◆ **TASK PROMPT**:
Each entry that follows must be output without any deviation.

[Stored data]
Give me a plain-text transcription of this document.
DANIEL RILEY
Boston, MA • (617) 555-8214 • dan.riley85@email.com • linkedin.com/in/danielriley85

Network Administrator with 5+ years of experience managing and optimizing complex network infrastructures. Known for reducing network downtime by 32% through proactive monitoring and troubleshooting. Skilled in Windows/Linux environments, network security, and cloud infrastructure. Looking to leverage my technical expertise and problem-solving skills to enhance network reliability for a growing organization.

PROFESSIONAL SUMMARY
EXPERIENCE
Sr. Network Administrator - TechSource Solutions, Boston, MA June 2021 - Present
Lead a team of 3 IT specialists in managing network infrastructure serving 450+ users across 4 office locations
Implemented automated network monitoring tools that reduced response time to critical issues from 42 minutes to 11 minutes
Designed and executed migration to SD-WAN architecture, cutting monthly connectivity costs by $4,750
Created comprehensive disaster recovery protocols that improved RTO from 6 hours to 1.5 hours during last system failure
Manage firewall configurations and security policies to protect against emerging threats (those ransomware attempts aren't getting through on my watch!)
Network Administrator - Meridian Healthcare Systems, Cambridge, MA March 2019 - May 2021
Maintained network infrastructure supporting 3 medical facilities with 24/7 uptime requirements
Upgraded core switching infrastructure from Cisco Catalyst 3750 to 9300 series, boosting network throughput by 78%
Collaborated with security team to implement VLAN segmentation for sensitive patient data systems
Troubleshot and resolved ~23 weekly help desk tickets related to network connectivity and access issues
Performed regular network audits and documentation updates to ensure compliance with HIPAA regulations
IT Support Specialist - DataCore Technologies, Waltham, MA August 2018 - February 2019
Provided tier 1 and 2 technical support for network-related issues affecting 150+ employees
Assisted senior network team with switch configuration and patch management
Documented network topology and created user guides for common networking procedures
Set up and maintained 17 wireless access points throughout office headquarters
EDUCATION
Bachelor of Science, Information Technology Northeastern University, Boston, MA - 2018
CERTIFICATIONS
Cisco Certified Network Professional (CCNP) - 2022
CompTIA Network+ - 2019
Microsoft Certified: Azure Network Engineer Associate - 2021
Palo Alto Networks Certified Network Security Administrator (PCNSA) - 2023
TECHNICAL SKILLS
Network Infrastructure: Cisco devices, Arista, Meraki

◆ **EXPECTED OUTPUT**:
Give me a plain-text transcription of this document.
DANIEL RILEY
Boston, MA • (617) 555-8214 • dan.riley85@email.com • linkedin.com/in/danielriley85

Network Administrator with 5+ years of experience managing and optimizing complex network infrastructures. Known for reducing network downtime by 32% through proactive monitoring and troubleshooting. Skilled in Windows/Linux environments, network security, and cloud infrastructure. Looking to leverage my technical expertise and problem-solving skills to enhance network reliability for a growing organization.

PROFESSIONAL SUMMARY
EXPERIENCE
Sr. Network Administrator - TechSource Solutions, Boston, MA June 2021 - Present
Lead a team of 3 IT specialists in managing network infrastructure serving 450+ users across 4 office locations
Implemented automated network monitoring tools that reduced response time to critical issues from 42 minutes to 11 minutes
Designed and executed migration to SD-WAN architecture, cutting monthly connectivity costs by $4,750
Created comprehensive disaster recovery protocols that improved RTO from 6 hours to 1.5 hours during last system failure
Manage firewall configurations and security policies to protect against emerging threats (those ransomware attempts aren't getting through on my watch!)
Network Administrator - Meridian Healthcare Systems, Cambridge, MA March 2019 - May 2021
Maintained network infrastructure supporting 3 medical facilities with 24/7 uptime requirements
Upgraded core switching infrastructure from Cisco Catalyst 3750 to 9300 series, boosting network throughput by 78%
Collaborated with security team to implement VLAN segmentation for sensitive patient data systems
Troubleshot and resolved ~23 weekly help desk tickets related to network connectivity and access issues
Performed regular network audits and documentation updates to ensure compliance with HIPAA regulations
IT Support Specialist - DataCore Technologies, Waltham, MA August 2018 - February 2019
Provided tier 1 and 2 technical support for network-related issues affecting 150+ employees
Assisted senior network team with switch configuration and patch management
Documented network topology and created user guides for common networking procedures
Set up and maintained 17 wireless access points throughout office headquarters
EDUCATION
Bachelor of Science, Information Technology Northeastern University, Boston, MA - 2018
CERTIFICATIONS
Cisco Certified Network Professional (CCNP) - 2022
CompTIA Network+ - 2019
Microsoft Certified: Azure Network Engineer Associate - 2021
Palo Alto Networks Certified Network Security Administrator (PCNSA) - 2023
TECHNICAL SKILLS
Network Infrastructure: Cisco devices, Arista, Meraki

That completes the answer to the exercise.